Where a line in the listing below contains the word "values", copy that line.
───── Records shown
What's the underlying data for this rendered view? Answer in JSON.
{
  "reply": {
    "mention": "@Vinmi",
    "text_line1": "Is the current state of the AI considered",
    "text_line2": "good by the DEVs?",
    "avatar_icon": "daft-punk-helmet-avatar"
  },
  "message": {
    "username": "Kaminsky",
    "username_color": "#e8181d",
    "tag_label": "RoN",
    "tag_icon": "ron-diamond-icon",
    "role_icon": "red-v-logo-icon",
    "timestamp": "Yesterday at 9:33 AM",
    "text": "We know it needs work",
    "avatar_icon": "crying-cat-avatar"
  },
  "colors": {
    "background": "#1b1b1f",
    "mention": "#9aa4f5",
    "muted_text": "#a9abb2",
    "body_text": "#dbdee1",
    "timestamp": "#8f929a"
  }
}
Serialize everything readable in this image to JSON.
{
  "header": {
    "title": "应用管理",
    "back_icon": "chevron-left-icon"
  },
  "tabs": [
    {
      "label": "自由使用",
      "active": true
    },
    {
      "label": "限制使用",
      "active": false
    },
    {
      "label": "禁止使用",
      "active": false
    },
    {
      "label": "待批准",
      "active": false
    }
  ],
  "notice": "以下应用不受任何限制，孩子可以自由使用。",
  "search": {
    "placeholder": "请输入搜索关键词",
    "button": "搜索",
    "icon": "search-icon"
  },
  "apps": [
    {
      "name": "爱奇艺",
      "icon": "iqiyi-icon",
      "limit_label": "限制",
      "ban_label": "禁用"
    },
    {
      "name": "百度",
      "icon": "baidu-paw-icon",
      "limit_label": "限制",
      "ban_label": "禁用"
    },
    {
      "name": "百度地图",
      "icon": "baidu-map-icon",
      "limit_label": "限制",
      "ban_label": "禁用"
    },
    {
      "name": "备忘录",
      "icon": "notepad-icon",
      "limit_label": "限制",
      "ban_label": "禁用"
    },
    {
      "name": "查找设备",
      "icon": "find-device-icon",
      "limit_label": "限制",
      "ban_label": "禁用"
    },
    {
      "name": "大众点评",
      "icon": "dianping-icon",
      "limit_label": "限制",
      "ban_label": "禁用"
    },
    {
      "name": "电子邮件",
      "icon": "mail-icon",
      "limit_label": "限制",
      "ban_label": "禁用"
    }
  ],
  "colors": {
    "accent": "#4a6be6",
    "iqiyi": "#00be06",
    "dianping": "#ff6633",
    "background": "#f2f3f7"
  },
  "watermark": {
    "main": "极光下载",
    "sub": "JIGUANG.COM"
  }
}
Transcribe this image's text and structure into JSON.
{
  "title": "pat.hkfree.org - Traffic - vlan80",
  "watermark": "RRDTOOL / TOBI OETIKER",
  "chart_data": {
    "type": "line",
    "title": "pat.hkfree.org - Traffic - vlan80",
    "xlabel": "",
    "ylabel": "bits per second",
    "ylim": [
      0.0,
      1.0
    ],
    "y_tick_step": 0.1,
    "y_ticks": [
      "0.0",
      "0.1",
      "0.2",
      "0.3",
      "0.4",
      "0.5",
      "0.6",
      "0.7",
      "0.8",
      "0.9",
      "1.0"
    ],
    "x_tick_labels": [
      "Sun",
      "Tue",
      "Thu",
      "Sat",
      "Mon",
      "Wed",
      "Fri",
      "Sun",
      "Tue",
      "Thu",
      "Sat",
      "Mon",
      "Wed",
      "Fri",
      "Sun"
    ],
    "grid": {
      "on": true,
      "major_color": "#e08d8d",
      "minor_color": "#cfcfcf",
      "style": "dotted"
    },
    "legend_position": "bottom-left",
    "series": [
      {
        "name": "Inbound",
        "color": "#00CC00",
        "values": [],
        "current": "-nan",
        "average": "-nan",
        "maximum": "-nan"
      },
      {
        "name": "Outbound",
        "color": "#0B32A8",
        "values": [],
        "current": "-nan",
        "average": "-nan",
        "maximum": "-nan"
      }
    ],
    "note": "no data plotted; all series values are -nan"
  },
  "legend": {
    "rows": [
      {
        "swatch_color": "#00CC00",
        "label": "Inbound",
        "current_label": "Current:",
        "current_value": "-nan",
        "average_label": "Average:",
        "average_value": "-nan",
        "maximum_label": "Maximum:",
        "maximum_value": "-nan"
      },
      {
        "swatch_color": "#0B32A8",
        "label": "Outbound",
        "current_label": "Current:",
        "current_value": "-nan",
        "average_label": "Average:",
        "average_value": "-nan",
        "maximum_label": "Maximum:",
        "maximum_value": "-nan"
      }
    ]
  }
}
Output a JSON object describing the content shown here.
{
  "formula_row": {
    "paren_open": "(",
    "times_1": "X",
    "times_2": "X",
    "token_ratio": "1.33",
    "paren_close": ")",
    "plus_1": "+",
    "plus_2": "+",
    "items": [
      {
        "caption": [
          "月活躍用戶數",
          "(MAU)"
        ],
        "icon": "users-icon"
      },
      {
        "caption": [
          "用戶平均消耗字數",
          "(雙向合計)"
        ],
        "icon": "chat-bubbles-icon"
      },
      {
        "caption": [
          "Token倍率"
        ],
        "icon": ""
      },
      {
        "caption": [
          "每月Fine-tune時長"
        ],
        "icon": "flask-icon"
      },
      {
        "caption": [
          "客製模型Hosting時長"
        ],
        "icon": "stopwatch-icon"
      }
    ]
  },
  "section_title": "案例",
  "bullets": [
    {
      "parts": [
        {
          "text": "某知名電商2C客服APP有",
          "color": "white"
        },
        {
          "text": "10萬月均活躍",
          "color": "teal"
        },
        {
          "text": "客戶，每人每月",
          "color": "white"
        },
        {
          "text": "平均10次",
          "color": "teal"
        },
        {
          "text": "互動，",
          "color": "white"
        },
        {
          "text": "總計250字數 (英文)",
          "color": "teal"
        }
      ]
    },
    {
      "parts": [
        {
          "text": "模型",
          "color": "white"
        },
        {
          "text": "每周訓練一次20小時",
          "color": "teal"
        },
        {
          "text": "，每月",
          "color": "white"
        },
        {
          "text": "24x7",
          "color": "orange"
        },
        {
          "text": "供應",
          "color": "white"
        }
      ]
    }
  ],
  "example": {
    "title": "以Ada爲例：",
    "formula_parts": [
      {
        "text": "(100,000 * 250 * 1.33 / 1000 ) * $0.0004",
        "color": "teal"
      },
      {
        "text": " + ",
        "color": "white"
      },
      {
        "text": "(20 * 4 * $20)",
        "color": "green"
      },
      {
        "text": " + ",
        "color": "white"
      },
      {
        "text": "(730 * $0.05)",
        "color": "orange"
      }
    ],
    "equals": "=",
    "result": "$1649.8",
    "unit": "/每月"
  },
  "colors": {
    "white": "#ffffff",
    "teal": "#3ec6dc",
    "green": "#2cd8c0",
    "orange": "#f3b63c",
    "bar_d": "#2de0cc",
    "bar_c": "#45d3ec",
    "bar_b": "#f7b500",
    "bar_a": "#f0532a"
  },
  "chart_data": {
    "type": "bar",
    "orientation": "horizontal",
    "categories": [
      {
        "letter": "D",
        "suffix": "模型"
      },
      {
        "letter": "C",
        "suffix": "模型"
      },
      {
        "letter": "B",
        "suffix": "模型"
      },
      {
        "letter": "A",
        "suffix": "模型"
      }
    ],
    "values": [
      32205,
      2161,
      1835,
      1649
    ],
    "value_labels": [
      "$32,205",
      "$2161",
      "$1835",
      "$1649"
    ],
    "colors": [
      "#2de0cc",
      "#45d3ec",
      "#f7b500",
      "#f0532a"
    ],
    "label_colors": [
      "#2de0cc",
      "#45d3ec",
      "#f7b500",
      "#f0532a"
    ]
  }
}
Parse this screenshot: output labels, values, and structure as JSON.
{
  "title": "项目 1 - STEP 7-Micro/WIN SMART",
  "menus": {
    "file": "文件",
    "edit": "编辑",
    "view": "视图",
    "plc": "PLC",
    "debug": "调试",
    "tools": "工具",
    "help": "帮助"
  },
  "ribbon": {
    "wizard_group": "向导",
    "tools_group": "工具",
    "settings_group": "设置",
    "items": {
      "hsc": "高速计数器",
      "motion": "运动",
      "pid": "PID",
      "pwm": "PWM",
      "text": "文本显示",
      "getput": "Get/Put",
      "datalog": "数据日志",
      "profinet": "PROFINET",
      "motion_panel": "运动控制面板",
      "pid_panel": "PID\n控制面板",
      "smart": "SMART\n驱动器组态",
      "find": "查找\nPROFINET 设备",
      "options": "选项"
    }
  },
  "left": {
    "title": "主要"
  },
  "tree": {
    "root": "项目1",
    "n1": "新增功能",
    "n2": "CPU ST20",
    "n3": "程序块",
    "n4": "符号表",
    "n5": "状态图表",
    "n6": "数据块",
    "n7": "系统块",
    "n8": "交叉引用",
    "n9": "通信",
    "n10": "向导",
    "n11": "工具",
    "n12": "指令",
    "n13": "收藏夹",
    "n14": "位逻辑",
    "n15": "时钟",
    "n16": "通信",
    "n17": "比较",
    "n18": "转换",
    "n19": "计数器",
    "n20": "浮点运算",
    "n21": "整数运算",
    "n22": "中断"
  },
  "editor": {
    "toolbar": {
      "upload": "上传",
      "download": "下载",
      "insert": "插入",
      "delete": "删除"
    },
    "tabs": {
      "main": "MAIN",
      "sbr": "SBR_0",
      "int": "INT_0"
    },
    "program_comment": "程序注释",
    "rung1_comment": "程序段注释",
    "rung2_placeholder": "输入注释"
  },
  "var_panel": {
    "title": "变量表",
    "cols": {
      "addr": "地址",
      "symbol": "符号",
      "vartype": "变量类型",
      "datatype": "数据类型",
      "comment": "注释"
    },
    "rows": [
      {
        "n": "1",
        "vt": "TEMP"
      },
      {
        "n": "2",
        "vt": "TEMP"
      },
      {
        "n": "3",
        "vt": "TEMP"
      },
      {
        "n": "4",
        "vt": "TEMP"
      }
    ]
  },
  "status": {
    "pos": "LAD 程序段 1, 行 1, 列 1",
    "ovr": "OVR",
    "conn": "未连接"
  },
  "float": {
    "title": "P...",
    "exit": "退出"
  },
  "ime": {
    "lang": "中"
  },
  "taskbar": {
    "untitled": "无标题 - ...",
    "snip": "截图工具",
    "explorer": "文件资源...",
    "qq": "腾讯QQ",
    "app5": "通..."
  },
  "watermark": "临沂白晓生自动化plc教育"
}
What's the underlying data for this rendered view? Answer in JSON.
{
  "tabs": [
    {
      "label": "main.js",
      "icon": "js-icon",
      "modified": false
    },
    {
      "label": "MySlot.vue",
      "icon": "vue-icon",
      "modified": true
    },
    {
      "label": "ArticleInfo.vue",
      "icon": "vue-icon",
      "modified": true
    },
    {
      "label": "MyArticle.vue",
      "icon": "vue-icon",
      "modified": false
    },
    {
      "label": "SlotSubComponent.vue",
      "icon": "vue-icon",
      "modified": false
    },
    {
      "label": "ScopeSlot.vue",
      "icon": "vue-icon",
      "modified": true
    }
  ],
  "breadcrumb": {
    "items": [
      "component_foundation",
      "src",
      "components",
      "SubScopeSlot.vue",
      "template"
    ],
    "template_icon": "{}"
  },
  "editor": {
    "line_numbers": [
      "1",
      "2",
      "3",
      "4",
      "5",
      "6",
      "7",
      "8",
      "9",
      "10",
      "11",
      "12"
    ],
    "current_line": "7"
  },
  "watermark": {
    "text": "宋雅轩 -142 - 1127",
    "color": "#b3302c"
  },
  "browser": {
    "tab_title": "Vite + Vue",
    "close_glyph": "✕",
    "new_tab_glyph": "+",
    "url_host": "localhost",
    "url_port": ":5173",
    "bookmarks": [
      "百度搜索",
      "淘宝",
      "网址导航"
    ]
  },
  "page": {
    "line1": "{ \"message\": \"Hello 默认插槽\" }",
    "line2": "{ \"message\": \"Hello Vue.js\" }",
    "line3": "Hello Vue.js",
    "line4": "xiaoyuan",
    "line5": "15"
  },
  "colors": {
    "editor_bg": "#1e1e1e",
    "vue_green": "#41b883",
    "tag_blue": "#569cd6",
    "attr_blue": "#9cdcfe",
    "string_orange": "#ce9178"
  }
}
──────────
> Task output:
        "values": [],
        "values": [],
    "note": "no data plotted; all series values are -nan"
    "values": [
Parse this screenshot: output labels, values, and structure as JSON.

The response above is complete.